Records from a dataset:

• • • • • • •

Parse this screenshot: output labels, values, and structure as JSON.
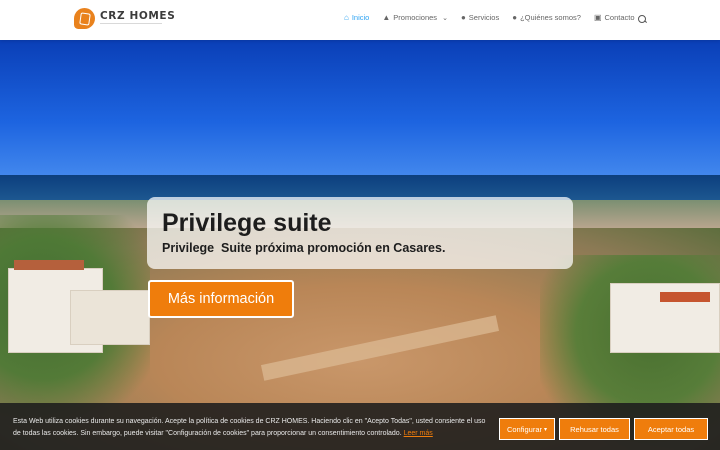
{
  "header": {
    "logo_text": "CRZ HOMES",
    "nav": [
      {
        "label": "Inicio",
        "icon": "home-icon",
        "active": true
      },
      {
        "label": "Promociones",
        "icon": "buildings-icon",
        "has_dropdown": true
      },
      {
        "label": "Servicios",
        "icon": "info-icon"
      },
      {
        "label": "¿Quiénes somos?",
        "icon": "users-icon"
      },
      {
        "label": "Contacto",
        "icon": "contact-card-icon"
      }
    ],
    "search_icon": "search-icon"
  },
  "hero": {
    "title": "Privilege suite",
    "subtitle": "Privilege  Suite próxima promoción en Casares.",
    "button_label": "Más información"
  },
  "cookie_bar": {
    "text": "Esta Web utiliza cookies durante su navegación. Acepte la política de cookies de CRZ HOMES. Haciendo clic en \"Acepto Todas\", usted consiente el uso de todas las cookies. Sin embargo, puede visitar \"Configuración de cookies\" para proporcionar un consentimiento controlado.",
    "link_label": "Leer más",
    "configure_label": "Configurar",
    "reject_label": "Rehusar todas",
    "accept_label": "Aceptar todas"
  },
  "colors": {
    "accent": "#ef7d0c",
    "nav_active": "#2ea3f2",
    "cookie_bg": "#1c1c1c"
  }
}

• • • • • • •

Reproduce all of the data exactly, omitting each picture it holds.

Parse this screenshot: output labels, values, and structure as JSON.
{
  "header": {
    "logo_text": "CRZ HOMES",
    "nav": [
      {
        "label": "Inicio",
        "icon": "home-icon",
        "active": true
      },
      {
        "label": "Promociones",
        "icon": "buildings-icon",
        "has_dropdown": true
      },
      {
        "label": "Servicios",
        "icon": "info-icon"
      },
      {
        "label": "¿Quiénes somos?",
        "icon": "users-icon"
      },
      {
        "label": "Contacto",
        "icon": "contact-card-icon"
      }
    ],
    "search_icon": "search-icon"
  },
  "hero": {
    "title": "Privilege suite",
    "subtitle": "Privilege  Suite próxima promoción en Casares.",
    "button_label": "Más información"
  },
  "cookie_bar": {
    "text": "Esta Web utiliza cookies durante su navegación. Acepte la política de cookies de CRZ HOMES. Haciendo clic en \"Acepto Todas\", usted consiente el uso de todas las cookies. Sin embargo, puede visitar \"Configuración de cookies\" para proporcionar un consentimiento controlado.",
    "link_label": "Leer más",
    "configure_label": "Configurar",
    "reject_label": "Rehusar todas",
    "accept_label": "Aceptar todas"
  },
  "colors": {
    "accent": "#ef7d0c",
    "nav_active": "#2ea3f2",
    "cookie_bg": "#1c1c1c"
  }
}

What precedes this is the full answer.